**Data entries:**
• • • •

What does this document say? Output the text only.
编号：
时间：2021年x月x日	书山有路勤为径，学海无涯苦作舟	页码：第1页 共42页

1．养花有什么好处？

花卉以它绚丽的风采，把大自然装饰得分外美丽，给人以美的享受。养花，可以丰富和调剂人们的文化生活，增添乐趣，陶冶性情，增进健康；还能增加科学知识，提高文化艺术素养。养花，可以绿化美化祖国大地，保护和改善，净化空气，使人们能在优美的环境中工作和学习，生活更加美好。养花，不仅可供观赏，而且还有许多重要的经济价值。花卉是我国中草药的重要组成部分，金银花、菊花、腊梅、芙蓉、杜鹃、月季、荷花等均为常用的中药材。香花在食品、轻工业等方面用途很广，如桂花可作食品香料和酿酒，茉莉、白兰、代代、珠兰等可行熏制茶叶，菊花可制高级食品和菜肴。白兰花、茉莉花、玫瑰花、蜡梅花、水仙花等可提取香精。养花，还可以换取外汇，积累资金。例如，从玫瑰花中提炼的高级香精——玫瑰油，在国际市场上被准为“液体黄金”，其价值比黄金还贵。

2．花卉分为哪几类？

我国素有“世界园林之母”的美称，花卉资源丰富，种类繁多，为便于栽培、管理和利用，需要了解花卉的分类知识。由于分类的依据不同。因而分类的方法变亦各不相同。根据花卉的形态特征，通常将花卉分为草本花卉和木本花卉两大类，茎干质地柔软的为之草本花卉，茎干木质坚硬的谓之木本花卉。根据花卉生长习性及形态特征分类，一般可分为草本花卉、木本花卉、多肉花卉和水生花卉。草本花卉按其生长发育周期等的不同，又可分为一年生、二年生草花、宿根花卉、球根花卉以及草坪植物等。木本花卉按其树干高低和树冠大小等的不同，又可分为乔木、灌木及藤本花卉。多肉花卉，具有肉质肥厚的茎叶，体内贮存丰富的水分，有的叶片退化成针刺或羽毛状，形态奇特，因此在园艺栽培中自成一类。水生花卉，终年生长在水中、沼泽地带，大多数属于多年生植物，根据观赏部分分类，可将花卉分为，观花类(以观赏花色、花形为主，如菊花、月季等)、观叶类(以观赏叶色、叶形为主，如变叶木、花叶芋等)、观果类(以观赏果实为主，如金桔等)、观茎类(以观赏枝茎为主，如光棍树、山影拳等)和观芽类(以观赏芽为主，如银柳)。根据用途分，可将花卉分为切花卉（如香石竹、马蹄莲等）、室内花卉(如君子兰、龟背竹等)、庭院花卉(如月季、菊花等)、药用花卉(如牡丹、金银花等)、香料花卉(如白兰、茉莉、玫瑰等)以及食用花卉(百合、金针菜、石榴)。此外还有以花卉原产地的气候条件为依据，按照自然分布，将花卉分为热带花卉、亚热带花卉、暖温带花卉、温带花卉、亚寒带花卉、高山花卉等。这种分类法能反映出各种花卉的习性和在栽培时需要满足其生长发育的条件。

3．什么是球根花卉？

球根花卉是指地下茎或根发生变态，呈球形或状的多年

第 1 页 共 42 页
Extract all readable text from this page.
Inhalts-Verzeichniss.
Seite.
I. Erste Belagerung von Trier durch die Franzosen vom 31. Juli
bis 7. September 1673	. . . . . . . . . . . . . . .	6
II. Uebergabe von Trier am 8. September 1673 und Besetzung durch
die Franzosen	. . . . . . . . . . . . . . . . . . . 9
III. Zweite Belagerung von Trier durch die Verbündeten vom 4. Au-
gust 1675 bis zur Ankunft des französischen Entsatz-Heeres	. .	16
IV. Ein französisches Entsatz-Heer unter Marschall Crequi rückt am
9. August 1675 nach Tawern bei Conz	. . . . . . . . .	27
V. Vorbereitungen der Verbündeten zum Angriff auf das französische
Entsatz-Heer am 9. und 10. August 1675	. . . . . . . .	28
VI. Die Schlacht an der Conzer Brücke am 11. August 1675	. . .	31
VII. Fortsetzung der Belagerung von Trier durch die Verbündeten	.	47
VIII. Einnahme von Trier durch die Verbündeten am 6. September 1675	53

• • • •

Each line of the material should be echoed exactly.

What does this document say? Output the text only.
编号：
时间：2021年x月x日	书山有路勤为径，学海无涯苦作舟	页码：第1页 共42页

1．养花有什么好处？

花卉以它绚丽的风采，把大自然装饰得分外美丽，给人以美的享受。养花，可以丰富和调剂人们的文化生活，增添乐趣，陶冶性情，增进健康；还能增加科学知识，提高文化艺术素养。养花，可以绿化美化祖国大地，保护和改善，净化空气，使人们能在优美的环境中工作和学习，生活更加美好。养花，不仅可供观赏，而且还有许多重要的经济价值。花卉是我国中草药的重要组成部分，金银花、菊花、腊梅、芙蓉、杜鹃、月季、荷花等均为常用的中药材。香花在食品、轻工业等方面用途很广，如桂花可作食品香料和酿酒，茉莉、白兰、代代、珠兰等可行熏制茶叶，菊花可制高级食品和菜肴。白兰花、茉莉花、玫瑰花、蜡梅花、水仙花等可提取香精。养花，还可以换取外汇，积累资金。例如，从玫瑰花中提炼的高级香精——玫瑰油，在国际市场上被准为“液体黄金”，其价值比黄金还贵。

2．花卉分为哪几类？

我国素有“世界园林之母”的美称，花卉资源丰富，种类繁多，为便于栽培、管理和利用，需要了解花卉的分类知识。由于分类的依据不同。因而分类的方法变亦各不相同。根据花卉的形态特征，通常将花卉分为草本花卉和木本花卉两大类，茎干质地柔软的为之草本花卉，茎干木质坚硬的谓之木本花卉。根据花卉生长习性及形态特征分类，一般可分为草本花卉、木本花卉、多肉花卉和水生花卉。草本花卉按其生长发育周期等的不同，又可分为一年生、二年生草花、宿根花卉、球根花卉以及草坪植物等。木本花卉按其树干高低和树冠大小等的不同，又可分为乔木、灌木及藤本花卉。多肉花卉，具有肉质肥厚的茎叶，体内贮存丰富的水分，有的叶片退化成针刺或羽毛状，形态奇特，因此在园艺栽培中自成一类。水生花卉，终年生长在水中、沼泽地带，大多数属于多年生植物，根据观赏部分分类，可将花卉分为，观花类(以观赏花色、花形为主，如菊花、月季等)、观叶类(以观赏叶色、叶形为主，如变叶木、花叶芋等)、观果类(以观赏果实为主，如金桔等)、观茎类(以观赏枝茎为主，如光棍树、山影拳等)和观芽类(以观赏芽为主，如银柳)。根据用途分，可将花卉分为切花卉（如香石竹、马蹄莲等）、室内花卉(如君子兰、龟背竹等)、庭院花卉(如月季、菊花等)、药用花卉(如牡丹、金银花等)、香料花卉(如白兰、茉莉、玫瑰等)以及食用花卉(百合、金针菜、石榴)。此外还有以花卉原产地的气候条件为依据，按照自然分布，将花卉分为热带花卉、亚热带花卉、暖温带花卉、温带花卉、亚寒带花卉、高山花卉等。这种分类法能反映出各种花卉的习性和在栽培时需要满足其生长发育的条件。

3．什么是球根花卉？

球根花卉是指地下茎或根发生变态，呈球形或状的多年

第 1 页 共 42 页
Extract all readable text from this page.
Inhalts-Verzeichniss.
Seite.
I. Erste Belagerung von Trier durch die Franzosen vom 31. Juli
bis 7. September 1673	. . . . . . . . . . . . . . .	6
II. Uebergabe von Trier am 8. September 1673 und Besetzung durch
die Franzosen	. . . . . . . . . . . . . . . . . . . 9
III. Zweite Belagerung von Trier durch die Verbündeten vom 4. Au-
gust 1675 bis zur Ankunft des französischen Entsatz-Heeres	. .	16
IV. Ein französisches Entsatz-Heer unter Marschall Crequi rückt am
9. August 1675 nach Tawern bei Conz	. . . . . . . . .	27
V. Vorbereitungen der Verbündeten zum Angriff auf das französische
Entsatz-Heer am 9. und 10. August 1675	. . . . . . . .	28
VI. Die Schlacht an der Conzer Brücke am 11. August 1675	. . .	31
VII. Fortsetzung der Belagerung von Trier durch die Verbündeten	.	47
VIII. Einnahme von Trier durch die Verbündeten am 6. September 1675	53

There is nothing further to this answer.